■ **DOCUMENT SEGMENT**
══════════════════════════════

In the initialization, the state is updated 256 times without producing an output. After the initialization, the update function is tweaked such that z is not fed to the state, and z is used as a pre-output key stream. Hereinafter, we assume that the first bit of the pre-output key stream can be observed. Note that there is no difference between Grain-128a and Grain-128AEAD under this assumption.

figure e

MILP Model. Grain128aEval in Algorithm 5 generates MILP model \(\mathcal {M}\) as the input of Algorithm 1 and 2, and the model \(\mathcal {M}\) can evaluate all three-subset division trails for Grain-128AEAD whose initialization rounds are reduced to R. funcZ generates MILP variables and constraints for Eq. (3) and Eq. (4), funcG generates MILP variables and constraints for Eq. (1), and funcF generates MILP variables and constraints for Eq. (2).

6.2 Verification of 184-Round Attack from [12]

In [12], the cube attack against 184-round Grain-128AEAD (Grain-128a) was shown. Here, the following cube indices

$$\begin{aligned} I = \{1,2,\ldots ,46, 48, 49, \ldots , 96\}, \end{aligned}$$

where \(IV[47] = 0\) are used.Footnote 5 The conventional bit-based division property with flag technique reveals that the algebraic degree of the corresponding superpoly is at most 14 and the number of monomials is at most \(2^{14.61}\). It implies that the corresponding superpoly can be recovered with \(2^{95+14.61}\) time complexity.

Table 4. Detailed results for superpoly against 184-round Grain-128AEAD.

We run Algorithm 2 with the model generated by Algorithm 5. Surprisingly, the superpoly does not involve the secret key. There are 16, 384 three-subset division trails, but only three initial properties can be feasible (see Table 4, where \(\varvec{x} = (x_1, x_2, \ldots , x_{128})\) denotes the secret key). Moreover, all of them have even-number of trails, i.e., the superpoly shown in [12] is constant-0. Therefore, the cube attack against 184-round Grain-128AEAD is a zero-sum distinguisher.

══════════════════════════════

■ **DATASET EXCERPT**
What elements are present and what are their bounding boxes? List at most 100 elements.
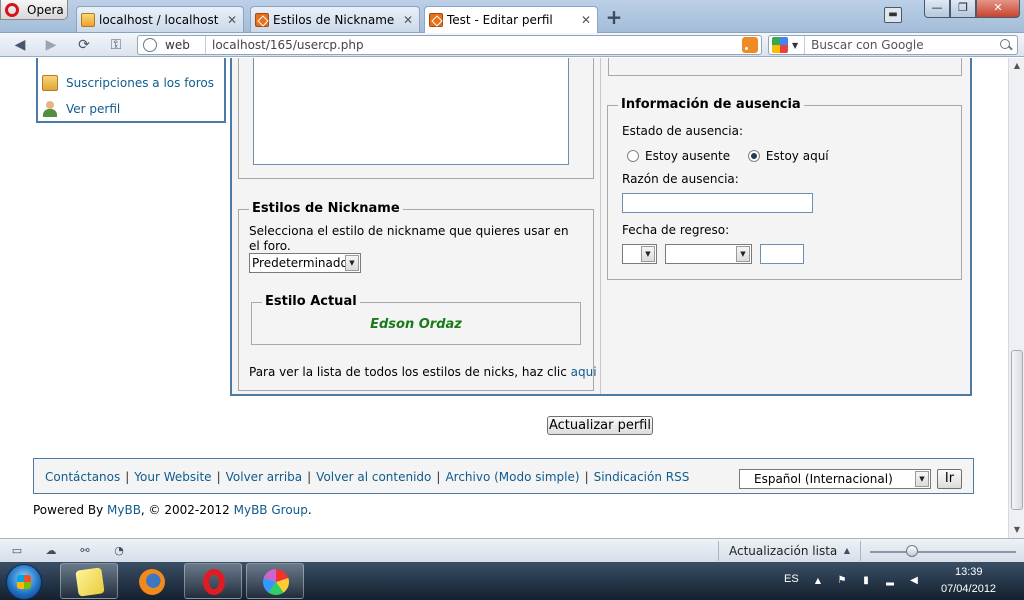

══════════════════════════════

■ **TASK STATEMENT**
Could you return the Grain-128AEAD excerpt word for word, starting at the words "In the initialization, the" and ending after "constraints for Eq. (2)."? The listing has no connection to the Grain-128AEAD excerpt.

■ **REPLY**
In the initialization, the state is updated 256 times without producing an output. After the initialization, the update function is tweaked such that z is not fed to the state, and z is used as a pre-output key stream. Hereinafter, we assume that the first bit of the pre-output key stream can be observed. Note that there is no difference between Grain-128a and Grain-128AEAD under this assumption.

figure e

MILP Model. Grain128aEval in Algorithm 5 generates MILP model \(\mathcal {M}\) as the input of Algorithm 1 and 2, and the model \(\mathcal {M}\) can evaluate all three-subset division trails for Grain-128AEAD whose initialization rounds are reduced to R. funcZ generates MILP variables and constraints for Eq. (3) and Eq. (4), funcG generates MILP variables and constraints for Eq. (1), and funcF generates MILP variables and constraints for Eq. (2).